• **What you will do**: Reproduce all of the data exactly, with no line skipped.
┌──
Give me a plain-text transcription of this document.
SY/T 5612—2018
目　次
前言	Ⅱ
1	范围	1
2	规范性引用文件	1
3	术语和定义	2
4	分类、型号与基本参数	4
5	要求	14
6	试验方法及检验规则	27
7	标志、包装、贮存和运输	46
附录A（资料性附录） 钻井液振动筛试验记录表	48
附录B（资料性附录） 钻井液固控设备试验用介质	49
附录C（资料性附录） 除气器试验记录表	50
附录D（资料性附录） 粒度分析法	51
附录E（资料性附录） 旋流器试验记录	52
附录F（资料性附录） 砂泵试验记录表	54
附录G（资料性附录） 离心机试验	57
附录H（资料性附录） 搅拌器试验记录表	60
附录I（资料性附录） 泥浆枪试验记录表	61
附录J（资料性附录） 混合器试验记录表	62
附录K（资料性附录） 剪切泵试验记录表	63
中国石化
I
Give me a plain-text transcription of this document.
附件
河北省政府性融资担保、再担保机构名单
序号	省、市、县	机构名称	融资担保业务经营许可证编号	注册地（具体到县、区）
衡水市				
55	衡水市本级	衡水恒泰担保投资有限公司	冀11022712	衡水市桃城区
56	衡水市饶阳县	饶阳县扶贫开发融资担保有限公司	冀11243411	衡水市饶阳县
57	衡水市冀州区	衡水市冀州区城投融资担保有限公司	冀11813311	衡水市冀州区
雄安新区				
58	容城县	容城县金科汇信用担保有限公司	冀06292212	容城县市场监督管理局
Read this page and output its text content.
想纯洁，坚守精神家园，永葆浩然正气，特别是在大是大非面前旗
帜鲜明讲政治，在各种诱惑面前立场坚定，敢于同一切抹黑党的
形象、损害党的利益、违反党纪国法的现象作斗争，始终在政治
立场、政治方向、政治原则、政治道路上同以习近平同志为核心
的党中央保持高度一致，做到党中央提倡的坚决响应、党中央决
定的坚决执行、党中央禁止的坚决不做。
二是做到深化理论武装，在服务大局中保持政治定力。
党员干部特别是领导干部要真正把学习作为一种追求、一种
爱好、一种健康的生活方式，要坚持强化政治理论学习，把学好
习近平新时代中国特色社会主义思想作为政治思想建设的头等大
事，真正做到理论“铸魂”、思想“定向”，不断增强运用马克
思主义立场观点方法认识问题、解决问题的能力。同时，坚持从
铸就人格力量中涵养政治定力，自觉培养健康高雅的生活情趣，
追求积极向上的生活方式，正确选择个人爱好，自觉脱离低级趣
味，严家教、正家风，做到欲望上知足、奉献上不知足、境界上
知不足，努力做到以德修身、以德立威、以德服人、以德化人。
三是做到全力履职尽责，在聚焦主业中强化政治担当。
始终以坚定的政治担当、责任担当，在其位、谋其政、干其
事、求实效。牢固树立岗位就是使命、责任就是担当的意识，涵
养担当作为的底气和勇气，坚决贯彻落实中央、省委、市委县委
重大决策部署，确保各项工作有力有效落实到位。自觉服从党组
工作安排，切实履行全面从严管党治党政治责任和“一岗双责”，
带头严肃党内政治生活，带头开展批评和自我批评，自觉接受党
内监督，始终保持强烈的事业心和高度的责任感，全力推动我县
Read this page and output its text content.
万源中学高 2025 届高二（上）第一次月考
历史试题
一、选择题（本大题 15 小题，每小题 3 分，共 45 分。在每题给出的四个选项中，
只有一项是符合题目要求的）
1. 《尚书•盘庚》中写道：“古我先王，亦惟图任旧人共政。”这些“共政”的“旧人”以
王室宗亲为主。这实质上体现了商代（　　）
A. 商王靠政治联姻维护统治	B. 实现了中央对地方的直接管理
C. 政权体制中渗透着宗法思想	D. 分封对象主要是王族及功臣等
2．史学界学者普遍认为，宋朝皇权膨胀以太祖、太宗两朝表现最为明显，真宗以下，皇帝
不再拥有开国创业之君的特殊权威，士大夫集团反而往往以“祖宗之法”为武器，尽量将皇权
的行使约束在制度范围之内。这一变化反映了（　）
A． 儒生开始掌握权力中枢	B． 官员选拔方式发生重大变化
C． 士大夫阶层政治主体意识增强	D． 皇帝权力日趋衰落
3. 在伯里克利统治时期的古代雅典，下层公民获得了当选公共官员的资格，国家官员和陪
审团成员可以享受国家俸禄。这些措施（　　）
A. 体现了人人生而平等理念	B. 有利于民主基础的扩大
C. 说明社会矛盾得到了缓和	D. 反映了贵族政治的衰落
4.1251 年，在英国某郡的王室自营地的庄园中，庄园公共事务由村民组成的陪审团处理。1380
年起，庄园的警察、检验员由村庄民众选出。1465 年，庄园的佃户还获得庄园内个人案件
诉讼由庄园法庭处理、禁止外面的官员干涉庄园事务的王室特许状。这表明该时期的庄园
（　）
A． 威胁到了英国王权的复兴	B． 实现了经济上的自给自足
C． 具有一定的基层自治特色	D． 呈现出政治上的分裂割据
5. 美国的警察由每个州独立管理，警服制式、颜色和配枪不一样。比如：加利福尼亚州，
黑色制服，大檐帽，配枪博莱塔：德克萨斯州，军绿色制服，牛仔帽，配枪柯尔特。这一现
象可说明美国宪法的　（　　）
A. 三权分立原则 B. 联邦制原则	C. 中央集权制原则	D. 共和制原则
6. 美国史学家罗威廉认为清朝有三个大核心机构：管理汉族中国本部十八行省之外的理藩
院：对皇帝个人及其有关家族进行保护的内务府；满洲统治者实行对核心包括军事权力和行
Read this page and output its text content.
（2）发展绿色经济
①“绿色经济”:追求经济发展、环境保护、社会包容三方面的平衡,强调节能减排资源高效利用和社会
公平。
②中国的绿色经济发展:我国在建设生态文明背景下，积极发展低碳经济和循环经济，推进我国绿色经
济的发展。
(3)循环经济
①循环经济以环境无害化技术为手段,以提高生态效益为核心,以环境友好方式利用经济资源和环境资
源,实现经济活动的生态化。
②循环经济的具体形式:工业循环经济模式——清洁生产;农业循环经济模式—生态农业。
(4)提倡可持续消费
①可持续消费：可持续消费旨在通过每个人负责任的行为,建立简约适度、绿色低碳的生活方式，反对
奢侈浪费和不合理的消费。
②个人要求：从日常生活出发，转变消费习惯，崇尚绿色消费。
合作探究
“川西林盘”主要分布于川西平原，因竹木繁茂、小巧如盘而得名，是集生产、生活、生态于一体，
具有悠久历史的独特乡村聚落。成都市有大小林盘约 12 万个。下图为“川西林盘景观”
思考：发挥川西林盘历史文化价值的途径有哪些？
└──
• **Written response**:
Give me a plain-text transcription of this document.
SY/T 5612—2018
目　次
前言	Ⅱ
1	范围	1
2	规范性引用文件	1
3	术语和定义	2
4	分类、型号与基本参数	4
5	要求	14
6	试验方法及检验规则	27
7	标志、包装、贮存和运输	46
附录A（资料性附录） 钻井液振动筛试验记录表	48
附录B（资料性附录） 钻井液固控设备试验用介质	49
附录C（资料性附录） 除气器试验记录表	50
附录D（资料性附录） 粒度分析法	51
附录E（资料性附录） 旋流器试验记录	52
附录F（资料性附录） 砂泵试验记录表	54
附录G（资料性附录） 离心机试验	57
附录H（资料性附录） 搅拌器试验记录表	60
附录I（资料性附录） 泥浆枪试验记录表	61
附录J（资料性附录） 混合器试验记录表	62
附录K（资料性附录） 剪切泵试验记录表	63
中国石化
I
Give me a plain-text transcription of this document.
附件
河北省政府性融资担保、再担保机构名单
序号	省、市、县	机构名称	融资担保业务经营许可证编号	注册地（具体到县、区）
衡水市				
55	衡水市本级	衡水恒泰担保投资有限公司	冀11022712	衡水市桃城区
56	衡水市饶阳县	饶阳县扶贫开发融资担保有限公司	冀11243411	衡水市饶阳县
57	衡水市冀州区	衡水市冀州区城投融资担保有限公司	冀11813311	衡水市冀州区
雄安新区				
58	容城县	容城县金科汇信用担保有限公司	冀06292212	容城县市场监督管理局
Read this page and output its text content.
想纯洁，坚守精神家园，永葆浩然正气，特别是在大是大非面前旗
帜鲜明讲政治，在各种诱惑面前立场坚定，敢于同一切抹黑党的
形象、损害党的利益、违反党纪国法的现象作斗争，始终在政治
立场、政治方向、政治原则、政治道路上同以习近平同志为核心
的党中央保持高度一致，做到党中央提倡的坚决响应、党中央决
定的坚决执行、党中央禁止的坚决不做。
二是做到深化理论武装，在服务大局中保持政治定力。
党员干部特别是领导干部要真正把学习作为一种追求、一种
爱好、一种健康的生活方式，要坚持强化政治理论学习，把学好
习近平新时代中国特色社会主义思想作为政治思想建设的头等大
事，真正做到理论“铸魂”、思想“定向”，不断增强运用马克
思主义立场观点方法认识问题、解决问题的能力。同时，坚持从
铸就人格力量中涵养政治定力，自觉培养健康高雅的生活情趣，
追求积极向上的生活方式，正确选择个人爱好，自觉脱离低级趣
味，严家教、正家风，做到欲望上知足、奉献上不知足、境界上
知不足，努力做到以德修身、以德立威、以德服人、以德化人。
三是做到全力履职尽责，在聚焦主业中强化政治担当。
始终以坚定的政治担当、责任担当，在其位、谋其政、干其
事、求实效。牢固树立岗位就是使命、责任就是担当的意识，涵
养担当作为的底气和勇气，坚决贯彻落实中央、省委、市委县委
重大决策部署，确保各项工作有力有效落实到位。自觉服从党组
工作安排，切实履行全面从严管党治党政治责任和“一岗双责”，
带头严肃党内政治生活，带头开展批评和自我批评，自觉接受党
内监督，始终保持强烈的事业心和高度的责任感，全力推动我县
Read this page and output its text content.
万源中学高 2025 届高二（上）第一次月考
历史试题
一、选择题（本大题 15 小题，每小题 3 分，共 45 分。在每题给出的四个选项中，
只有一项是符合题目要求的）
1. 《尚书•盘庚》中写道：“古我先王，亦惟图任旧人共政。”这些“共政”的“旧人”以
王室宗亲为主。这实质上体现了商代（　　）
A. 商王靠政治联姻维护统治	B. 实现了中央对地方的直接管理
C. 政权体制中渗透着宗法思想	D. 分封对象主要是王族及功臣等
2．史学界学者普遍认为，宋朝皇权膨胀以太祖、太宗两朝表现最为明显，真宗以下，皇帝
不再拥有开国创业之君的特殊权威，士大夫集团反而往往以“祖宗之法”为武器，尽量将皇权
的行使约束在制度范围之内。这一变化反映了（　）
A． 儒生开始掌握权力中枢	B． 官员选拔方式发生重大变化
C． 士大夫阶层政治主体意识增强	D． 皇帝权力日趋衰落
3. 在伯里克利统治时期的古代雅典，下层公民获得了当选公共官员的资格，国家官员和陪
审团成员可以享受国家俸禄。这些措施（　　）
A. 体现了人人生而平等理念	B. 有利于民主基础的扩大
C. 说明社会矛盾得到了缓和	D. 反映了贵族政治的衰落
4.1251 年，在英国某郡的王室自营地的庄园中，庄园公共事务由村民组成的陪审团处理。1380
年起，庄园的警察、检验员由村庄民众选出。1465 年，庄园的佃户还获得庄园内个人案件
诉讼由庄园法庭处理、禁止外面的官员干涉庄园事务的王室特许状。这表明该时期的庄园
（　）
A． 威胁到了英国王权的复兴	B． 实现了经济上的自给自足
C． 具有一定的基层自治特色	D． 呈现出政治上的分裂割据
5. 美国的警察由每个州独立管理，警服制式、颜色和配枪不一样。比如：加利福尼亚州，
黑色制服，大檐帽，配枪博莱塔：德克萨斯州，军绿色制服，牛仔帽，配枪柯尔特。这一现
象可说明美国宪法的　（　　）
A. 三权分立原则 B. 联邦制原则	C. 中央集权制原则	D. 共和制原则
6. 美国史学家罗威廉认为清朝有三个大核心机构：管理汉族中国本部十八行省之外的理藩
院：对皇帝个人及其有关家族进行保护的内务府；满洲统治者实行对核心包括军事权力和行
Read this page and output its text content.
（2）发展绿色经济
①“绿色经济”:追求经济发展、环境保护、社会包容三方面的平衡,强调节能减排资源高效利用和社会
公平。
②中国的绿色经济发展:我国在建设生态文明背景下，积极发展低碳经济和循环经济，推进我国绿色经
济的发展。
(3)循环经济
①循环经济以环境无害化技术为手段,以提高生态效益为核心,以环境友好方式利用经济资源和环境资
源,实现经济活动的生态化。
②循环经济的具体形式:工业循环经济模式——清洁生产;农业循环经济模式—生态农业。
(4)提倡可持续消费
①可持续消费：可持续消费旨在通过每个人负责任的行为,建立简约适度、绿色低碳的生活方式，反对
奢侈浪费和不合理的消费。
②个人要求：从日常生活出发，转变消费习惯，崇尚绿色消费。
合作探究
“川西林盘”主要分布于川西平原，因竹木繁茂、小巧如盘而得名，是集生产、生活、生态于一体，
具有悠久历史的独特乡村聚落。成都市有大小林盘约 12 万个。下图为“川西林盘景观”
思考：发挥川西林盘历史文化价值的途径有哪些？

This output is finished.